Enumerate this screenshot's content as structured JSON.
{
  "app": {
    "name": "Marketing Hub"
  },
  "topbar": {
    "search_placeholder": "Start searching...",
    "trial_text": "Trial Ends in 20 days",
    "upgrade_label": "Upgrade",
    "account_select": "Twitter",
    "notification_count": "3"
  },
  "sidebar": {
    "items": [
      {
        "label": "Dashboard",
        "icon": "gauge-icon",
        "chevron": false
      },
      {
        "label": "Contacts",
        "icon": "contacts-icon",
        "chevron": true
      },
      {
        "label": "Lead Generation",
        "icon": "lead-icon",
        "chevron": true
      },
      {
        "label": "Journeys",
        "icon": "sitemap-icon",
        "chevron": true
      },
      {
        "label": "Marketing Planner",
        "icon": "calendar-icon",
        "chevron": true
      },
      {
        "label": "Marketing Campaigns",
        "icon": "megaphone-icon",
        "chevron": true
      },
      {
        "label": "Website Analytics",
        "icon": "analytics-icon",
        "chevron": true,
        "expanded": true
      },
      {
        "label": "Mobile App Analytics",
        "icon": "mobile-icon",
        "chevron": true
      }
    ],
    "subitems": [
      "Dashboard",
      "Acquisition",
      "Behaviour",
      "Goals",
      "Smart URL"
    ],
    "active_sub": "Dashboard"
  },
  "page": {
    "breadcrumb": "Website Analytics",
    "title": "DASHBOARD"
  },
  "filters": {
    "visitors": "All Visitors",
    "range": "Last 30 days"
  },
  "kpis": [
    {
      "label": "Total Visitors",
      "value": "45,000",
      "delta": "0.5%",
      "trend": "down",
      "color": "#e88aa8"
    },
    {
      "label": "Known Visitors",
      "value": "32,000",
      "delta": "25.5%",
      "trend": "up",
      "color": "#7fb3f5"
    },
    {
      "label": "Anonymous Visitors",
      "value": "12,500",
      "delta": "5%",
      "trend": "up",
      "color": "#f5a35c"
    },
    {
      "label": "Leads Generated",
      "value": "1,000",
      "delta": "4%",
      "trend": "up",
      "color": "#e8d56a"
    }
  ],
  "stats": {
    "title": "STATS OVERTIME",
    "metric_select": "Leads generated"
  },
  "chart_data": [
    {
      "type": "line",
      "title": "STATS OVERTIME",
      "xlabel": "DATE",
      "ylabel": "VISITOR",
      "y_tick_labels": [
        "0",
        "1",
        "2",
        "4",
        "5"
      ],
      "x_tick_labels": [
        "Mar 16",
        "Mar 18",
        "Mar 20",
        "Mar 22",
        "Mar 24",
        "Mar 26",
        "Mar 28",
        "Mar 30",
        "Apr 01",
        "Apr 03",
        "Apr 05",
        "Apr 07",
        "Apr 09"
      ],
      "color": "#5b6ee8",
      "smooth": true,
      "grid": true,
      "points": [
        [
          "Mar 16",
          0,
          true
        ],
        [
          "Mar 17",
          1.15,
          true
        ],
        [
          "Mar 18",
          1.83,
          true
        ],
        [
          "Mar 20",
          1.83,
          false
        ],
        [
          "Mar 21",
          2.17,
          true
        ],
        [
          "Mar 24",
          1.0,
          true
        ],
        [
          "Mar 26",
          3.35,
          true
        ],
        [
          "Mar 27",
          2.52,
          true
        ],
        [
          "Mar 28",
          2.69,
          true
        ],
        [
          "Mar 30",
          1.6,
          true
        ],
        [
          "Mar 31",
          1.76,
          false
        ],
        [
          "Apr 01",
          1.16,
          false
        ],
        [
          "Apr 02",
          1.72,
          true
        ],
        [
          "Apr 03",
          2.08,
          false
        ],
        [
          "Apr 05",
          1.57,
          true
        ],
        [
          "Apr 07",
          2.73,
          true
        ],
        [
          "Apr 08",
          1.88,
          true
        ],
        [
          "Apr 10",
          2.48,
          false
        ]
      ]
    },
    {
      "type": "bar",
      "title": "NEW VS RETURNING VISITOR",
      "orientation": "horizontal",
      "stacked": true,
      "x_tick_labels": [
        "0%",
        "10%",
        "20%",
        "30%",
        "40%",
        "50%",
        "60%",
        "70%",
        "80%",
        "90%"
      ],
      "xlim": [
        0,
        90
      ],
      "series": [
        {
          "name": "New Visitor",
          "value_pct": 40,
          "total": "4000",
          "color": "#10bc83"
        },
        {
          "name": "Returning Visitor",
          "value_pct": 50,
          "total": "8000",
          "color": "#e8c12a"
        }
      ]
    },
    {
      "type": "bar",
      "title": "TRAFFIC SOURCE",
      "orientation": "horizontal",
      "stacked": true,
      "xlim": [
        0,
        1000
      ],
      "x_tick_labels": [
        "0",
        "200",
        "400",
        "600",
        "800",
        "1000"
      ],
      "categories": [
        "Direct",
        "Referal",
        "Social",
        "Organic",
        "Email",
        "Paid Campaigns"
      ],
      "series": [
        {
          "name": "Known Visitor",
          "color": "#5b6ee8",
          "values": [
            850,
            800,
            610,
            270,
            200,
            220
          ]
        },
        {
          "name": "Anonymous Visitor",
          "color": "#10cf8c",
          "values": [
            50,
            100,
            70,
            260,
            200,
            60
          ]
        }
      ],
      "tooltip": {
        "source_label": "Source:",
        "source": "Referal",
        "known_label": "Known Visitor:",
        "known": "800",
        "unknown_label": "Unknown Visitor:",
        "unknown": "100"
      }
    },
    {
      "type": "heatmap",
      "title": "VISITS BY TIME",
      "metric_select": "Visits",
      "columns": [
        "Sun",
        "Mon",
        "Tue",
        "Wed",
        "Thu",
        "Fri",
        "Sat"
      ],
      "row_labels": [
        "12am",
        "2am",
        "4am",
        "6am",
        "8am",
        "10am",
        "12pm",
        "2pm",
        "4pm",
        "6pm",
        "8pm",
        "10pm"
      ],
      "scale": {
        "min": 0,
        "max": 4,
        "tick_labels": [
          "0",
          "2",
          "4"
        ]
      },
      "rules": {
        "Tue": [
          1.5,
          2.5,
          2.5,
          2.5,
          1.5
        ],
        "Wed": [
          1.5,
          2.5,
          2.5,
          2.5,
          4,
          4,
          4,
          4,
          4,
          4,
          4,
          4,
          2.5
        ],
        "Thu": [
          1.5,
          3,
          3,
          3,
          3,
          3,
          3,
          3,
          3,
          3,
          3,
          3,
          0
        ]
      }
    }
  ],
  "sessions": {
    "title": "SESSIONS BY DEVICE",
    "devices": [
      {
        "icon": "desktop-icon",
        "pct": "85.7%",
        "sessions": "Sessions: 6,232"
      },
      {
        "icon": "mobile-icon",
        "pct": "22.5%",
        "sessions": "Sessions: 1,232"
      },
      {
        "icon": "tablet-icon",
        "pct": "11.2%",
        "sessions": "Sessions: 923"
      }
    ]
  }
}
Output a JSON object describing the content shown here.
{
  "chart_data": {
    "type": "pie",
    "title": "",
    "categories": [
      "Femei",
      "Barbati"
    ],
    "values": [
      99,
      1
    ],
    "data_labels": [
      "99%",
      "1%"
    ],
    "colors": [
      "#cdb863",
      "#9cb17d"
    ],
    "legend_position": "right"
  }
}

·····

- Goal -
Extract the complete listing verbatim.

- Exercise response -
Enumerate this screenshot's content as structured JSON.
{
  "app": {
    "name": "Marketing Hub"
  },
  "topbar": {
    "search_placeholder": "Start searching...",
    "trial_text": "Trial Ends in 20 days",
    "upgrade_label": "Upgrade",
    "account_select": "Twitter",
    "notification_count": "3"
  },
  "sidebar": {
    "items": [
      {
        "label": "Dashboard",
        "icon": "gauge-icon",
        "chevron": false
      },
      {
        "label": "Contacts",
        "icon": "contacts-icon",
        "chevron": true
      },
      {
        "label": "Lead Generation",
        "icon": "lead-icon",
        "chevron": true
      },
      {
        "label": "Journeys",
        "icon": "sitemap-icon",
        "chevron": true
      },
      {
        "label": "Marketing Planner",
        "icon": "calendar-icon",
        "chevron": true
      },
      {
        "label": "Marketing Campaigns",
        "icon": "megaphone-icon",
        "chevron": true
      },
      {
        "label": "Website Analytics",
        "icon": "analytics-icon",
        "chevron": true,
        "expanded": true
      },
      {
        "label": "Mobile App Analytics",
        "icon": "mobile-icon",
        "chevron": true
      }
    ],
    "subitems": [
      "Dashboard",
      "Acquisition",
      "Behaviour",
      "Goals",
      "Smart URL"
    ],
    "active_sub": "Dashboard"
  },
  "page": {
    "breadcrumb": "Website Analytics",
    "title": "DASHBOARD"
  },
  "filters": {
    "visitors": "All Visitors",
    "range": "Last 30 days"
  },
  "kpis": [
    {
      "label": "Total Visitors",
      "value": "45,000",
      "delta": "0.5%",
      "trend": "down",
      "color": "#e88aa8"
    },
    {
      "label": "Known Visitors",
      "value": "32,000",
      "delta": "25.5%",
      "trend": "up",
      "color": "#7fb3f5"
    },
    {
      "label": "Anonymous Visitors",
      "value": "12,500",
      "delta": "5%",
      "trend": "up",
      "color": "#f5a35c"
    },
    {
      "label": "Leads Generated",
      "value": "1,000",
      "delta": "4%",
      "trend": "up",
      "color": "#e8d56a"
    }
  ],
  "stats": {
    "title": "STATS OVERTIME",
    "metric_select": "Leads generated"
  },
  "chart_data": [
    {
      "type": "line",
      "title": "STATS OVERTIME",
      "xlabel": "DATE",
      "ylabel": "VISITOR",
      "y_tick_labels": [
        "0",
        "1",
        "2",
        "4",
        "5"
      ],
      "x_tick_labels": [
        "Mar 16",
        "Mar 18",
        "Mar 20",
        "Mar 22",
        "Mar 24",
        "Mar 26",
        "Mar 28",
        "Mar 30",
        "Apr 01",
        "Apr 03",
        "Apr 05",
        "Apr 07",
        "Apr 09"
      ],
      "color": "#5b6ee8",
      "smooth": true,
      "grid": true,
      "points": [
        [
          "Mar 16",
          0,
          true
        ],
        [
          "Mar 17",
          1.15,
          true
        ],
        [
          "Mar 18",
          1.83,
          true
        ],
        [
          "Mar 20",
          1.83,
          false
        ],
        [
          "Mar 21",
          2.17,
          true
        ],
        [
          "Mar 24",
          1.0,
          true
        ],
        [
          "Mar 26",
          3.35,
          true
        ],
        [
          "Mar 27",
          2.52,
          true
        ],
        [
          "Mar 28",
          2.69,
          true
        ],
        [
          "Mar 30",
          1.6,
          true
        ],
        [
          "Mar 31",
          1.76,
          false
        ],
        [
          "Apr 01",
          1.16,
          false
        ],
        [
          "Apr 02",
          1.72,
          true
        ],
        [
          "Apr 03",
          2.08,
          false
        ],
        [
          "Apr 05",
          1.57,
          true
        ],
        [
          "Apr 07",
          2.73,
          true
        ],
        [
          "Apr 08",
          1.88,
          true
        ],
        [
          "Apr 10",
          2.48,
          false
        ]
      ]
    },
    {
      "type": "bar",
      "title": "NEW VS RETURNING VISITOR",
      "orientation": "horizontal",
      "stacked": true,
      "x_tick_labels": [
        "0%",
        "10%",
        "20%",
        "30%",
        "40%",
        "50%",
        "60%",
        "70%",
        "80%",
        "90%"
      ],
      "xlim": [
        0,
        90
      ],
      "series": [
        {
          "name": "New Visitor",
          "value_pct": 40,
          "total": "4000",
          "color": "#10bc83"
        },
        {
          "name": "Returning Visitor",
          "value_pct": 50,
          "total": "8000",
          "color": "#e8c12a"
        }
      ]
    },
    {
      "type": "bar",
      "title": "TRAFFIC SOURCE",
      "orientation": "horizontal",
      "stacked": true,
      "xlim": [
        0,
        1000
      ],
      "x_tick_labels": [
        "0",
        "200",
        "400",
        "600",
        "800",
        "1000"
      ],
      "categories": [
        "Direct",
        "Referal",
        "Social",
        "Organic",
        "Email",
        "Paid Campaigns"
      ],
      "series": [
        {
          "name": "Known Visitor",
          "color": "#5b6ee8",
          "values": [
            850,
            800,
            610,
            270,
            200,
            220
          ]
        },
        {
          "name": "Anonymous Visitor",
          "color": "#10cf8c",
          "values": [
            50,
            100,
            70,
            260,
            200,
            60
          ]
        }
      ],
      "tooltip": {
        "source_label": "Source:",
        "source": "Referal",
        "known_label": "Known Visitor:",
        "known": "800",
        "unknown_label": "Unknown Visitor:",
        "unknown": "100"
      }
    },
    {
      "type": "heatmap",
      "title": "VISITS BY TIME",
      "metric_select": "Visits",
      "columns": [
        "Sun",
        "Mon",
        "Tue",
        "Wed",
        "Thu",
        "Fri",
        "Sat"
      ],
      "row_labels": [
        "12am",
        "2am",
        "4am",
        "6am",
        "8am",
        "10am",
        "12pm",
        "2pm",
        "4pm",
        "6pm",
        "8pm",
        "10pm"
      ],
      "scale": {
        "min": 0,
        "max": 4,
        "tick_labels": [
          "0",
          "2",
          "4"
        ]
      },
      "rules": {
        "Tue": [
          1.5,
          2.5,
          2.5,
          2.5,
          1.5
        ],
        "Wed": [
          1.5,
          2.5,
          2.5,
          2.5,
          4,
          4,
          4,
          4,
          4,
          4,
          4,
          4,
          2.5
        ],
        "Thu": [
          1.5,
          3,
          3,
          3,
          3,
          3,
          3,
          3,
          3,
          3,
          3,
          3,
          0
        ]
      }
    }
  ],
  "sessions": {
    "title": "SESSIONS BY DEVICE",
    "devices": [
      {
        "icon": "desktop-icon",
        "pct": "85.7%",
        "sessions": "Sessions: 6,232"
      },
      {
        "icon": "mobile-icon",
        "pct": "22.5%",
        "sessions": "Sessions: 1,232"
      },
      {
        "icon": "tablet-icon",
        "pct": "11.2%",
        "sessions": "Sessions: 923"
      }
    ]
  }
}
Output a JSON object describing the content shown here.
{
  "chart_data": {
    "type": "pie",
    "title": "",
    "categories": [
      "Femei",
      "Barbati"
    ],
    "values": [
      99,
      1
    ],
    "data_labels": [
      "99%",
      "1%"
    ],
    "colors": [
      "#cdb863",
      "#9cb17d"
    ],
    "legend_position": "right"
  }
}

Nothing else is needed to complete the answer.